### Stored rows ###

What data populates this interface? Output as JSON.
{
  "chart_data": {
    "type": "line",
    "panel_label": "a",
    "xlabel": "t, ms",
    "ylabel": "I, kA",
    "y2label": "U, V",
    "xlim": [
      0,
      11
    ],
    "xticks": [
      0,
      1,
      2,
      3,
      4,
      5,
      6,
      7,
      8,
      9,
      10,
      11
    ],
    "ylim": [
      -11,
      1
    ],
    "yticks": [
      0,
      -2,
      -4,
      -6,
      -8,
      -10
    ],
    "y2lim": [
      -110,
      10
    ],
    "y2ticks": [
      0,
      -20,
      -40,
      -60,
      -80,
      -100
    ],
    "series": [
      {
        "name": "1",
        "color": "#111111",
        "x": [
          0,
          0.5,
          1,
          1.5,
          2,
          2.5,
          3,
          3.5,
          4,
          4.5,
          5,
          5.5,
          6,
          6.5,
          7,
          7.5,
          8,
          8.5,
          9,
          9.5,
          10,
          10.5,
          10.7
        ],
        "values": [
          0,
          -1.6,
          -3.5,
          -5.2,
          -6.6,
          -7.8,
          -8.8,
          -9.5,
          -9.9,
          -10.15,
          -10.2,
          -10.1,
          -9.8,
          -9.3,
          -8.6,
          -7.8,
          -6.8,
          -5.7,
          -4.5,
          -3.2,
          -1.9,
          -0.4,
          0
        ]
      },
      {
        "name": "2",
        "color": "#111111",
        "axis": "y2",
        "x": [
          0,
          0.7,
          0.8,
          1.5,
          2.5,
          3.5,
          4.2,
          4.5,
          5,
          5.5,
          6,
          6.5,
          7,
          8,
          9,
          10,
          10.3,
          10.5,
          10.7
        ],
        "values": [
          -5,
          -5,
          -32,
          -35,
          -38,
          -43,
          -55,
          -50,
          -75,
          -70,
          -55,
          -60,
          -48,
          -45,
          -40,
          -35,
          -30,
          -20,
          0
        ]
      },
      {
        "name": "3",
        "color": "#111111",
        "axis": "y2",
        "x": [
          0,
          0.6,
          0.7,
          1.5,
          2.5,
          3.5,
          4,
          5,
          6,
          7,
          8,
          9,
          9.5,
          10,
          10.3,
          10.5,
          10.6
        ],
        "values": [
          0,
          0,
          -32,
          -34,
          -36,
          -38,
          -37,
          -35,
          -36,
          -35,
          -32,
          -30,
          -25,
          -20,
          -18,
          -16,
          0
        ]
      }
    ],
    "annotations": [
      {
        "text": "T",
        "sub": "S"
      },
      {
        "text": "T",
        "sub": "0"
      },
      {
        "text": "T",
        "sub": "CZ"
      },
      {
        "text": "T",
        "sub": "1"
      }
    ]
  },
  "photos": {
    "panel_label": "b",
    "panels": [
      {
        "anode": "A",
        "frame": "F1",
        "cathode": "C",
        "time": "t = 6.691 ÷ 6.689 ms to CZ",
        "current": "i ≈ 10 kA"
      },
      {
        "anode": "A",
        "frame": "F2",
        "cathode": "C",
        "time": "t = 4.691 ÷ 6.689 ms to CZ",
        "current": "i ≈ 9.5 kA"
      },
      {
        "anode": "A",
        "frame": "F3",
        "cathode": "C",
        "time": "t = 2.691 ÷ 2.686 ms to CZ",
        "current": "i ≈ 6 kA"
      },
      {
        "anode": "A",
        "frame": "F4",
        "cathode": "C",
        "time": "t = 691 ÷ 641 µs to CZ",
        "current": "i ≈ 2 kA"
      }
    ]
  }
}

###

◆ Exercise ◆
Repeat the data in its entirety, character for character.

◆ Response to this task ◆
What data populates this interface? Output as JSON.
{
  "chart_data": {
    "type": "line",
    "panel_label": "a",
    "xlabel": "t, ms",
    "ylabel": "I, kA",
    "y2label": "U, V",
    "xlim": [
      0,
      11
    ],
    "xticks": [
      0,
      1,
      2,
      3,
      4,
      5,
      6,
      7,
      8,
      9,
      10,
      11
    ],
    "ylim": [
      -11,
      1
    ],
    "yticks": [
      0,
      -2,
      -4,
      -6,
      -8,
      -10
    ],
    "y2lim": [
      -110,
      10
    ],
    "y2ticks": [
      0,
      -20,
      -40,
      -60,
      -80,
      -100
    ],
    "series": [
      {
        "name": "1",
        "color": "#111111",
        "x": [
          0,
          0.5,
          1,
          1.5,
          2,
          2.5,
          3,
          3.5,
          4,
          4.5,
          5,
          5.5,
          6,
          6.5,
          7,
          7.5,
          8,
          8.5,
          9,
          9.5,
          10,
          10.5,
          10.7
        ],
        "values": [
          0,
          -1.6,
          -3.5,
          -5.2,
          -6.6,
          -7.8,
          -8.8,
          -9.5,
          -9.9,
          -10.15,
          -10.2,
          -10.1,
          -9.8,
          -9.3,
          -8.6,
          -7.8,
          -6.8,
          -5.7,
          -4.5,
          -3.2,
          -1.9,
          -0.4,
          0
        ]
      },
      {
        "name": "2",
        "color": "#111111",
        "axis": "y2",
        "x": [
          0,
          0.7,
          0.8,
          1.5,
          2.5,
          3.5,
          4.2,
          4.5,
          5,
          5.5,
          6,
          6.5,
          7,
          8,
          9,
          10,
          10.3,
          10.5,
          10.7
        ],
        "values": [
          -5,
          -5,
          -32,
          -35,
          -38,
          -43,
          -55,
          -50,
          -75,
          -70,
          -55,
          -60,
          -48,
          -45,
          -40,
          -35,
          -30,
          -20,
          0
        ]
      },
      {
        "name": "3",
        "color": "#111111",
        "axis": "y2",
        "x": [
          0,
          0.6,
          0.7,
          1.5,
          2.5,
          3.5,
          4,
          5,
          6,
          7,
          8,
          9,
          9.5,
          10,
          10.3,
          10.5,
          10.6
        ],
        "values": [
          0,
          0,
          -32,
          -34,
          -36,
          -38,
          -37,
          -35,
          -36,
          -35,
          -32,
          -30,
          -25,
          -20,
          -18,
          -16,
          0
        ]
      }
    ],
    "annotations": [
      {
        "text": "T",
        "sub": "S"
      },
      {
        "text": "T",
        "sub": "0"
      },
      {
        "text": "T",
        "sub": "CZ"
      },
      {
        "text": "T",
        "sub": "1"
      }
    ]
  },
  "photos": {
    "panel_label": "b",
    "panels": [
      {
        "anode": "A",
        "frame": "F1",
        "cathode": "C",
        "time": "t = 6.691 ÷ 6.689 ms to CZ",
        "current": "i ≈ 10 kA"
      },
      {
        "anode": "A",
        "frame": "F2",
        "cathode": "C",
        "time": "t = 4.691 ÷ 6.689 ms to CZ",
        "current": "i ≈ 9.5 kA"
      },
      {
        "anode": "A",
        "frame": "F3",
        "cathode": "C",
        "time": "t = 2.691 ÷ 2.686 ms to CZ",
        "current": "i ≈ 6 kA"
      },
      {
        "anode": "A",
        "frame": "F4",
        "cathode": "C",
        "time": "t = 691 ÷ 641 µs to CZ",
        "current": "i ≈ 2 kA"
      }
    ]
  }
}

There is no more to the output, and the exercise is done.